▶ Objective:
Quote each of the entries below verbatim, keeping every character, symbol and coordinate unchanged.

Listings of regions and labels:
-- Start --
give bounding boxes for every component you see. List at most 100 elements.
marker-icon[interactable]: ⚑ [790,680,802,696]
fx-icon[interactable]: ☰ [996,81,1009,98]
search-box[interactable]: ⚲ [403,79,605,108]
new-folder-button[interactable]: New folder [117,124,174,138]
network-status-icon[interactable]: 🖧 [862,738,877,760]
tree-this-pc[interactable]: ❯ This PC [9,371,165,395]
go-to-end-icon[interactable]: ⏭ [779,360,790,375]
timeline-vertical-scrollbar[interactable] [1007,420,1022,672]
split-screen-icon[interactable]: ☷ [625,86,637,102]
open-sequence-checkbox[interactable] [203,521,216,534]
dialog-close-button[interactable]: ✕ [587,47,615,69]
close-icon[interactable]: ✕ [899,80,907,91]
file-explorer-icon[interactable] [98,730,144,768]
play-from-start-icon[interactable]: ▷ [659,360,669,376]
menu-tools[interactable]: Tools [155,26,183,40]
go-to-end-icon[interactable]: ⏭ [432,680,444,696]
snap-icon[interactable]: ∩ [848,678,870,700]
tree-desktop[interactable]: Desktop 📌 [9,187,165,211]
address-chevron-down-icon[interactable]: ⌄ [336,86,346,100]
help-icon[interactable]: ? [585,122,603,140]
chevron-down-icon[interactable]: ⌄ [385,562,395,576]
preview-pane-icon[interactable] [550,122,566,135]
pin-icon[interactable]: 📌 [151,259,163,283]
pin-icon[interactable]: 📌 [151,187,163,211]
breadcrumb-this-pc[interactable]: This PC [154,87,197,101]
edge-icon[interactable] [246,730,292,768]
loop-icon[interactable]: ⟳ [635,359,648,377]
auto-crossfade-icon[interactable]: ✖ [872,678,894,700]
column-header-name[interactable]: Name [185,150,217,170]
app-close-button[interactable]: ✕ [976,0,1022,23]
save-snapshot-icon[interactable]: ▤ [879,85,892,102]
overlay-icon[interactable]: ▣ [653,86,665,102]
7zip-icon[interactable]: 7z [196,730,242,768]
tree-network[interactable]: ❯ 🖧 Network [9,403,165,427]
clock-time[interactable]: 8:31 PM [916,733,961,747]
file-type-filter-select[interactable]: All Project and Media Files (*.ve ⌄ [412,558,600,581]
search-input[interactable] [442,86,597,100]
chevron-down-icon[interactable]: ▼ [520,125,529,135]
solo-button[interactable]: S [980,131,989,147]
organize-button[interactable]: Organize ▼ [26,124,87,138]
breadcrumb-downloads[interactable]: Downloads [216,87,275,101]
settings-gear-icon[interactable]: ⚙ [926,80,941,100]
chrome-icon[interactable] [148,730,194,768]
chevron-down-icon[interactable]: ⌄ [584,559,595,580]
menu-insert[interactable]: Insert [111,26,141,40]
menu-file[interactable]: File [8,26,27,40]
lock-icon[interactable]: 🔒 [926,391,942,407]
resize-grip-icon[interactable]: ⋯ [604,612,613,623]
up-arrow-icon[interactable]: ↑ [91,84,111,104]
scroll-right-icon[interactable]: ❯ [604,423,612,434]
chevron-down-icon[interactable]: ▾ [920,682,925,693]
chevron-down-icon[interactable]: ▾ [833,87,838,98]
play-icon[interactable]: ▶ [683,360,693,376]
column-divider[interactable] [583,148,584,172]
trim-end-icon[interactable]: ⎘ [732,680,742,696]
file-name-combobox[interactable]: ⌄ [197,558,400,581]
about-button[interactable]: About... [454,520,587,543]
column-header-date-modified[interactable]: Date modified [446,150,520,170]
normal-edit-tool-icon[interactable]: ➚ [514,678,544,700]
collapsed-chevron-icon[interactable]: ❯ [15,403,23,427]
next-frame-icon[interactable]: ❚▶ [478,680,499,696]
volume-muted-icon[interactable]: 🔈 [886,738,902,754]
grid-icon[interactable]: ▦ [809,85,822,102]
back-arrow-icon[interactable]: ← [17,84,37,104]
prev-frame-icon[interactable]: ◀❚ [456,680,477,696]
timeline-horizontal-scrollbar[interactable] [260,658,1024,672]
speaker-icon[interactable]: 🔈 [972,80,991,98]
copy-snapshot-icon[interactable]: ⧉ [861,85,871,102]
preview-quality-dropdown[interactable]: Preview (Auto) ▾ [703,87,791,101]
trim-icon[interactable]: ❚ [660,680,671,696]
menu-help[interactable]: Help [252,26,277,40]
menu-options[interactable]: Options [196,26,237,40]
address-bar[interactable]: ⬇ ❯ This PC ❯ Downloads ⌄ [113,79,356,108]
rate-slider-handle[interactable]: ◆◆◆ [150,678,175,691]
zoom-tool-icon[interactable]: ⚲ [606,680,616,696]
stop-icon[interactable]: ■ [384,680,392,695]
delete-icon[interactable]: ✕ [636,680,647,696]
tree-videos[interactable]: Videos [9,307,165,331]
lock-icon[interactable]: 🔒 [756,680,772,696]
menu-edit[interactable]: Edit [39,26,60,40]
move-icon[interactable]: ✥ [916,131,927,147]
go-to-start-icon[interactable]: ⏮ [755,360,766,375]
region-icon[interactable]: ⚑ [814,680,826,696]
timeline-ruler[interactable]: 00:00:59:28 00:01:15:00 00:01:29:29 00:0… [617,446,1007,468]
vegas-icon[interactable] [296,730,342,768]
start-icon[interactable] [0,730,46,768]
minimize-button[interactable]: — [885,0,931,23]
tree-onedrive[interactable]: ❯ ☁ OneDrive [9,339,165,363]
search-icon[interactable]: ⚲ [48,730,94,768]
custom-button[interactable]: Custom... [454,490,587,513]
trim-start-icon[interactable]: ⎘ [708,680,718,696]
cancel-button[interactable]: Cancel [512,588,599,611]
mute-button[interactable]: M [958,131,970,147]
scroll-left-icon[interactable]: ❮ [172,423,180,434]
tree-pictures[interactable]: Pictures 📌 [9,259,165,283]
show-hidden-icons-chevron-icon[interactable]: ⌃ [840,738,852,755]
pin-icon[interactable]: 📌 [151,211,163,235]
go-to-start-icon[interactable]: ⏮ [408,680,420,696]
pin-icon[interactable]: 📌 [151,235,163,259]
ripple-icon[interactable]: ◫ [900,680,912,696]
-- End --
▶ The reply:
give bounding boxes for every component you see. List at most 100 elements.
marker-icon[interactable]: ⚑ [790,680,802,696]
fx-icon[interactable]: ☰ [996,81,1009,98]
search-box[interactable]: ⚲ [403,79,605,108]
new-folder-button[interactable]: New folder [117,124,174,138]
network-status-icon[interactable]: 🖧 [862,738,877,760]
tree-this-pc[interactable]: ❯ This PC [9,371,165,395]
go-to-end-icon[interactable]: ⏭ [779,360,790,375]
timeline-vertical-scrollbar[interactable] [1007,420,1022,672]
split-screen-icon[interactable]: ☷ [625,86,637,102]
open-sequence-checkbox[interactable] [203,521,216,534]
dialog-close-button[interactable]: ✕ [587,47,615,69]
close-icon[interactable]: ✕ [899,80,907,91]
file-explorer-icon[interactable] [98,730,144,768]
play-from-start-icon[interactable]: ▷ [659,360,669,376]
menu-tools[interactable]: Tools [155,26,183,40]
go-to-end-icon[interactable]: ⏭ [432,680,444,696]
snap-icon[interactable]: ∩ [848,678,870,700]
tree-desktop[interactable]: Desktop 📌 [9,187,165,211]
address-chevron-down-icon[interactable]: ⌄ [336,86,346,100]
help-icon[interactable]: ? [585,122,603,140]
chevron-down-icon[interactable]: ⌄ [385,562,395,576]
preview-pane-icon[interactable] [550,122,566,135]
pin-icon[interactable]: 📌 [151,259,163,283]
pin-icon[interactable]: 📌 [151,187,163,211]
breadcrumb-this-pc[interactable]: This PC [154,87,197,101]
edge-icon[interactable] [246,730,292,768]
loop-icon[interactable]: ⟳ [635,359,648,377]
auto-crossfade-icon[interactable]: ✖ [872,678,894,700]
column-header-name[interactable]: Name [185,150,217,170]
app-close-button[interactable]: ✕ [976,0,1022,23]
save-snapshot-icon[interactable]: ▤ [879,85,892,102]
overlay-icon[interactable]: ▣ [653,86,665,102]
7zip-icon[interactable]: 7z [196,730,242,768]
tree-network[interactable]: ❯ 🖧 Network [9,403,165,427]
clock-time[interactable]: 8:31 PM [916,733,961,747]
file-type-filter-select[interactable]: All Project and Media Files (*.ve ⌄ [412,558,600,581]
search-input[interactable] [442,86,597,100]
chevron-down-icon[interactable]: ▼ [520,125,529,135]
solo-button[interactable]: S [980,131,989,147]
organize-button[interactable]: Organize ▼ [26,124,87,138]
breadcrumb-downloads[interactable]: Downloads [216,87,275,101]
settings-gear-icon[interactable]: ⚙ [926,80,941,100]
chrome-icon[interactable] [148,730,194,768]
chevron-down-icon[interactable]: ⌄ [584,559,595,580]
menu-insert[interactable]: Insert [111,26,141,40]
menu-file[interactable]: File [8,26,27,40]
lock-icon[interactable]: 🔒 [926,391,942,407]
resize-grip-icon[interactable]: ⋯ [604,612,613,623]
up-arrow-icon[interactable]: ↑ [91,84,111,104]
scroll-right-icon[interactable]: ❯ [604,423,612,434]
chevron-down-icon[interactable]: ▾ [920,682,925,693]
chevron-down-icon[interactable]: ▾ [833,87,838,98]
play-icon[interactable]: ▶ [683,360,693,376]
column-divider[interactable] [583,148,584,172]
trim-end-icon[interactable]: ⎘ [732,680,742,696]
file-name-combobox[interactable]: ⌄ [197,558,400,581]
about-button[interactable]: About... [454,520,587,543]
column-header-date-modified[interactable]: Date modified [446,150,520,170]
normal-edit-tool-icon[interactable]: ➚ [514,678,544,700]
collapsed-chevron-icon[interactable]: ❯ [15,403,23,427]
next-frame-icon[interactable]: ❚▶ [478,680,499,696]
volume-muted-icon[interactable]: 🔈 [886,738,902,754]
grid-icon[interactable]: ▦ [809,85,822,102]
back-arrow-icon[interactable]: ← [17,84,37,104]
prev-frame-icon[interactable]: ◀❚ [456,680,477,696]
timeline-horizontal-scrollbar[interactable] [260,658,1024,672]
speaker-icon[interactable]: 🔈 [972,80,991,98]
copy-snapshot-icon[interactable]: ⧉ [861,85,871,102]
preview-quality-dropdown[interactable]: Preview (Auto) ▾ [703,87,791,101]
trim-icon[interactable]: ❚ [660,680,671,696]
menu-help[interactable]: Help [252,26,277,40]
menu-options[interactable]: Options [196,26,237,40]
address-bar[interactable]: ⬇ ❯ This PC ❯ Downloads ⌄ [113,79,356,108]
rate-slider-handle[interactable]: ◆◆◆ [150,678,175,691]
zoom-tool-icon[interactable]: ⚲ [606,680,616,696]
stop-icon[interactable]: ■ [384,680,392,695]
delete-icon[interactable]: ✕ [636,680,647,696]
tree-videos[interactable]: Videos [9,307,165,331]
lock-icon[interactable]: 🔒 [756,680,772,696]
menu-edit[interactable]: Edit [39,26,60,40]
move-icon[interactable]: ✥ [916,131,927,147]
go-to-start-icon[interactable]: ⏮ [755,360,766,375]
region-icon[interactable]: ⚑ [814,680,826,696]
timeline-ruler[interactable]: 00:00:59:28 00:01:15:00 00:01:29:29 00:0… [617,446,1007,468]
vegas-icon[interactable] [296,730,342,768]
start-icon[interactable] [0,730,46,768]
minimize-button[interactable]: — [885,0,931,23]
tree-onedrive[interactable]: ❯ ☁ OneDrive [9,339,165,363]
search-icon[interactable]: ⚲ [48,730,94,768]
custom-button[interactable]: Custom... [454,490,587,513]
trim-start-icon[interactable]: ⎘ [708,680,718,696]
cancel-button[interactable]: Cancel [512,588,599,611]
mute-button[interactable]: M [958,131,970,147]
scroll-left-icon[interactable]: ❮ [172,423,180,434]
tree-pictures[interactable]: Pictures 📌 [9,259,165,283]
show-hidden-icons-chevron-icon[interactable]: ⌃ [840,738,852,755]
pin-icon[interactable]: 📌 [151,211,163,235]
go-to-start-icon[interactable]: ⏮ [408,680,420,696]
pin-icon[interactable]: 📌 [151,235,163,259]
ripple-icon[interactable]: ◫ [900,680,912,696]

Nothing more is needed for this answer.